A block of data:
[start]
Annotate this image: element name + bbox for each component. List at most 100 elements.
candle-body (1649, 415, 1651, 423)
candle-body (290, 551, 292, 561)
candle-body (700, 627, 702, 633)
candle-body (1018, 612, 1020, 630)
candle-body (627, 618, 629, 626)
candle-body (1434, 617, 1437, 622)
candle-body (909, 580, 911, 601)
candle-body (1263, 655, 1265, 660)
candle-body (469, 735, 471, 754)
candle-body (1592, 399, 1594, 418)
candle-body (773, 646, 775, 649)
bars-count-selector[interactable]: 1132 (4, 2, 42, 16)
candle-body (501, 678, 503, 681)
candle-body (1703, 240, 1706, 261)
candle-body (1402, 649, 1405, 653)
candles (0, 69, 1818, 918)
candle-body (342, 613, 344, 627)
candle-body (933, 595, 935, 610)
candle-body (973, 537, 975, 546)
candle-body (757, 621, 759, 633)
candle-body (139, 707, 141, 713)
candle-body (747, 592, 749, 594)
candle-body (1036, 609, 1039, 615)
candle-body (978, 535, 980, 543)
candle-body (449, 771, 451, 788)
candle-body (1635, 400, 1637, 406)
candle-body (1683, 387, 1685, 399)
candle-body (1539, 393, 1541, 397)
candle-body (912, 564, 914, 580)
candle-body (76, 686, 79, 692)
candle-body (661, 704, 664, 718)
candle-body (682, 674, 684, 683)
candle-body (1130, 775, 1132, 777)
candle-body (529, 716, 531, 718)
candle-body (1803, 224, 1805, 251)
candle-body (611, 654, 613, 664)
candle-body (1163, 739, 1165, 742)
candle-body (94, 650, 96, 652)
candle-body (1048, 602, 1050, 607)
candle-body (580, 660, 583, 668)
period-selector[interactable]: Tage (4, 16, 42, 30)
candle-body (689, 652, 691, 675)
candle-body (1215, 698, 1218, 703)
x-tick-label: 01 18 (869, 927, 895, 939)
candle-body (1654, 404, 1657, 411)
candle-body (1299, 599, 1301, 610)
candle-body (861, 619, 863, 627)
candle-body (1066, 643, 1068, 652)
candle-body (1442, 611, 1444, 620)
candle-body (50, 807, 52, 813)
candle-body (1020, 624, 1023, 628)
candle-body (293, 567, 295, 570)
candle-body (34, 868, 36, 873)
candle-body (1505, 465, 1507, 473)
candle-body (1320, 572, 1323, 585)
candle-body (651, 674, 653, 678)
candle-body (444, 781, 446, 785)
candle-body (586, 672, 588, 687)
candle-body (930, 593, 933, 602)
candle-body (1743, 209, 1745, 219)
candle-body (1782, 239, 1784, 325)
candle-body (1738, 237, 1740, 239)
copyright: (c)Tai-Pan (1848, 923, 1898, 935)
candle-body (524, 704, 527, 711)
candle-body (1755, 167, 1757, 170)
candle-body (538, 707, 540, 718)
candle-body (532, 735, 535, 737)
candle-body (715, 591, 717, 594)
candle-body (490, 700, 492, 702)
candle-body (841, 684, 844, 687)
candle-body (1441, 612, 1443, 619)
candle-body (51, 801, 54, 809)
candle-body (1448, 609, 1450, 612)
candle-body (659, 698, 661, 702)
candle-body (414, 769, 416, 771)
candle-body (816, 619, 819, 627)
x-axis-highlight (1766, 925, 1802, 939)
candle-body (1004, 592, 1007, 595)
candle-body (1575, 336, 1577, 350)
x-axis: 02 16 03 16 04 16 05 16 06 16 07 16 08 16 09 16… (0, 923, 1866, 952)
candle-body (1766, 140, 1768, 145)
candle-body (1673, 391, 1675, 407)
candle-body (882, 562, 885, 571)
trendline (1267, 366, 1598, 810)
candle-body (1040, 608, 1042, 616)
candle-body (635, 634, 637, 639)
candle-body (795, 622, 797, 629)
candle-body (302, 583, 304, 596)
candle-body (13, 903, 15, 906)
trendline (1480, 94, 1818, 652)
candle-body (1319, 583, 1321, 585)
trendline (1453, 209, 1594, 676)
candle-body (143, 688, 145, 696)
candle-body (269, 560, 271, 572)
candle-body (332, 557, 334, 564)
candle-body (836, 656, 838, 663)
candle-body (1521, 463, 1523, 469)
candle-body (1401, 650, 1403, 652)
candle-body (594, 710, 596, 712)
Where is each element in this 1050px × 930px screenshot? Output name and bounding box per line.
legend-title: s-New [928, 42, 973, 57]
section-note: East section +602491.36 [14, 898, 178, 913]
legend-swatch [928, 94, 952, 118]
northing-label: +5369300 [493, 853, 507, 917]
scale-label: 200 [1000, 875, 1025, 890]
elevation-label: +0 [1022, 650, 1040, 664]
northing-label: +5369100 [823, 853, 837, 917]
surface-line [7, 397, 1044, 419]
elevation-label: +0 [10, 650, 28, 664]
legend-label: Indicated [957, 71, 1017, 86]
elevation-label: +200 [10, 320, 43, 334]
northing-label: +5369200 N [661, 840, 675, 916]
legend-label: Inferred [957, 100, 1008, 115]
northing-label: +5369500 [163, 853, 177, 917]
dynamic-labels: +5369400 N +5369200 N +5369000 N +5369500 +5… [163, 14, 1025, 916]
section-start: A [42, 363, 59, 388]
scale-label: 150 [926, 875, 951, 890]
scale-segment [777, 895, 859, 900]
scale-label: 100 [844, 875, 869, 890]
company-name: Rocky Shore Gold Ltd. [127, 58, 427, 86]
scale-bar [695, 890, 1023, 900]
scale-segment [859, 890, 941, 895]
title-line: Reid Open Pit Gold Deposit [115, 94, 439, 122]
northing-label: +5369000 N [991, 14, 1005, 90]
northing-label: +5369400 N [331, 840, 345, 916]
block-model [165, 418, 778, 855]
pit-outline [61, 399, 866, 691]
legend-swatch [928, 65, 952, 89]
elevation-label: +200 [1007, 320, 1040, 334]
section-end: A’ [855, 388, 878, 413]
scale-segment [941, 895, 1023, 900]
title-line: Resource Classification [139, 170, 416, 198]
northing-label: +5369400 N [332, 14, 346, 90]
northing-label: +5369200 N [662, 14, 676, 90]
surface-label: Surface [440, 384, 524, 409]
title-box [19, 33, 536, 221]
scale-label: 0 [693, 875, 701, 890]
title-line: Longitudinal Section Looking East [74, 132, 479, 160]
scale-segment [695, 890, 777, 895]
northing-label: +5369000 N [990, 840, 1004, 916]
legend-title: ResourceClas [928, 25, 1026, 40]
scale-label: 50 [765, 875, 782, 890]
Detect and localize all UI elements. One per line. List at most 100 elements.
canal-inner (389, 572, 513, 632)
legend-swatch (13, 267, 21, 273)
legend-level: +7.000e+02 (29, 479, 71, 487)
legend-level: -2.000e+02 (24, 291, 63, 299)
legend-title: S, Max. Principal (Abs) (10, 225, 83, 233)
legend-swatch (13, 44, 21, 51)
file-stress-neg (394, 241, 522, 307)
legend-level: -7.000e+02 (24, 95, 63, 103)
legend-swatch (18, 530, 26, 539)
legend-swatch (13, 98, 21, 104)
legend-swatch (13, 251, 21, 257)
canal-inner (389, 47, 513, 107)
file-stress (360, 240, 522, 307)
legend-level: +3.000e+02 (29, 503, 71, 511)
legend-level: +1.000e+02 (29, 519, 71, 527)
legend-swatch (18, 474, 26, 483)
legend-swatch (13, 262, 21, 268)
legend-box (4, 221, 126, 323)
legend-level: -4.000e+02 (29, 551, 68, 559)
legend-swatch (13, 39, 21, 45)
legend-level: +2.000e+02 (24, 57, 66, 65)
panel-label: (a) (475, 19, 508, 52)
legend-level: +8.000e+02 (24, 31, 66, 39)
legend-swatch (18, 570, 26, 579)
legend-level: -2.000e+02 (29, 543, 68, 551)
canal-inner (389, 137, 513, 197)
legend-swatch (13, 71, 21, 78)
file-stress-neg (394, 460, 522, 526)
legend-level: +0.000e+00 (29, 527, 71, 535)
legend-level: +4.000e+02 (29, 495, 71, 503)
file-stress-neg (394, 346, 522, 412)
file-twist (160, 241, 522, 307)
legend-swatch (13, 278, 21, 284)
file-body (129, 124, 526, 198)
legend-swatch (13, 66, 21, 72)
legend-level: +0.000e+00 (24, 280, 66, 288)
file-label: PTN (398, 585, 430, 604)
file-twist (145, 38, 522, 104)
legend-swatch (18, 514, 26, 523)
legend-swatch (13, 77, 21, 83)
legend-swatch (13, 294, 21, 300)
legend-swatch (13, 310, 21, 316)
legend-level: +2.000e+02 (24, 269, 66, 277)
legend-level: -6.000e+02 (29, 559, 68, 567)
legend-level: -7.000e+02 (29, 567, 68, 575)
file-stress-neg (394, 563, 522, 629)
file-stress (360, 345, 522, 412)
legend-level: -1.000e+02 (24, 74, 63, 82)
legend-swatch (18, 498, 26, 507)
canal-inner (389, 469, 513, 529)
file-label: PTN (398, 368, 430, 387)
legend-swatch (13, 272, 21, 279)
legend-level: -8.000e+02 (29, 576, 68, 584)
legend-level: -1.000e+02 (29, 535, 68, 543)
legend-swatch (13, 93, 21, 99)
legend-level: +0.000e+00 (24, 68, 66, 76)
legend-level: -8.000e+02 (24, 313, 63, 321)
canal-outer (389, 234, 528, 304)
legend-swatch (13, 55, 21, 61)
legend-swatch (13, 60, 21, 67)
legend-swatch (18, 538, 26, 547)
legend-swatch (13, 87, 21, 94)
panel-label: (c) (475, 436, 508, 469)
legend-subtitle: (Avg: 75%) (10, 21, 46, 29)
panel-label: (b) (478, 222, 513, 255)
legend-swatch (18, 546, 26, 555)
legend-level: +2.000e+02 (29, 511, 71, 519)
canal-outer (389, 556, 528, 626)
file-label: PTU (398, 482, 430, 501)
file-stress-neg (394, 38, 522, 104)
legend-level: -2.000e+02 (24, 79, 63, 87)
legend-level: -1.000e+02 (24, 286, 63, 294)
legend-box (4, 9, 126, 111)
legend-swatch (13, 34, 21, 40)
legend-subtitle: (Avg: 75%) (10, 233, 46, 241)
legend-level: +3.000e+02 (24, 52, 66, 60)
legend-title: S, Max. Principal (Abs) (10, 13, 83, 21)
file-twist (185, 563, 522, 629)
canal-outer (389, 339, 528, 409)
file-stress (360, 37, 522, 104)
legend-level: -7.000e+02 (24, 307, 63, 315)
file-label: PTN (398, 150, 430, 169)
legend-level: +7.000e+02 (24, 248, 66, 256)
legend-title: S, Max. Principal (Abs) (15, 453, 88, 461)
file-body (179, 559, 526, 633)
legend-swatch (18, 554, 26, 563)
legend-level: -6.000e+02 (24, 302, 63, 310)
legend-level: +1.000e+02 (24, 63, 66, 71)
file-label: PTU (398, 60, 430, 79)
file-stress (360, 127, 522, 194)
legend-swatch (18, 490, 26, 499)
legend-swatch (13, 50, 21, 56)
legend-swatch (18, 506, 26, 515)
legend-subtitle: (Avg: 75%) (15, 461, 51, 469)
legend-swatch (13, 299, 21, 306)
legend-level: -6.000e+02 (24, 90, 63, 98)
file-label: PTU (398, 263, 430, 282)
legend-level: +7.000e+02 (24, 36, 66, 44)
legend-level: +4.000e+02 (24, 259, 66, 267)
[end]
### Problem requirements
Reproduce the lines above verbatim, starting at the first line and ending at the line containing "candle-body (773, 646, 775, 649)", both included.

### Reply to the task
Annotate this image: element name + bbox for each component. List at most 100 elements.
candle-body (1649, 415, 1651, 423)
candle-body (290, 551, 292, 561)
candle-body (700, 627, 702, 633)
candle-body (1018, 612, 1020, 630)
candle-body (627, 618, 629, 626)
candle-body (1434, 617, 1437, 622)
candle-body (909, 580, 911, 601)
candle-body (1263, 655, 1265, 660)
candle-body (469, 735, 471, 754)
candle-body (1592, 399, 1594, 418)
candle-body (773, 646, 775, 649)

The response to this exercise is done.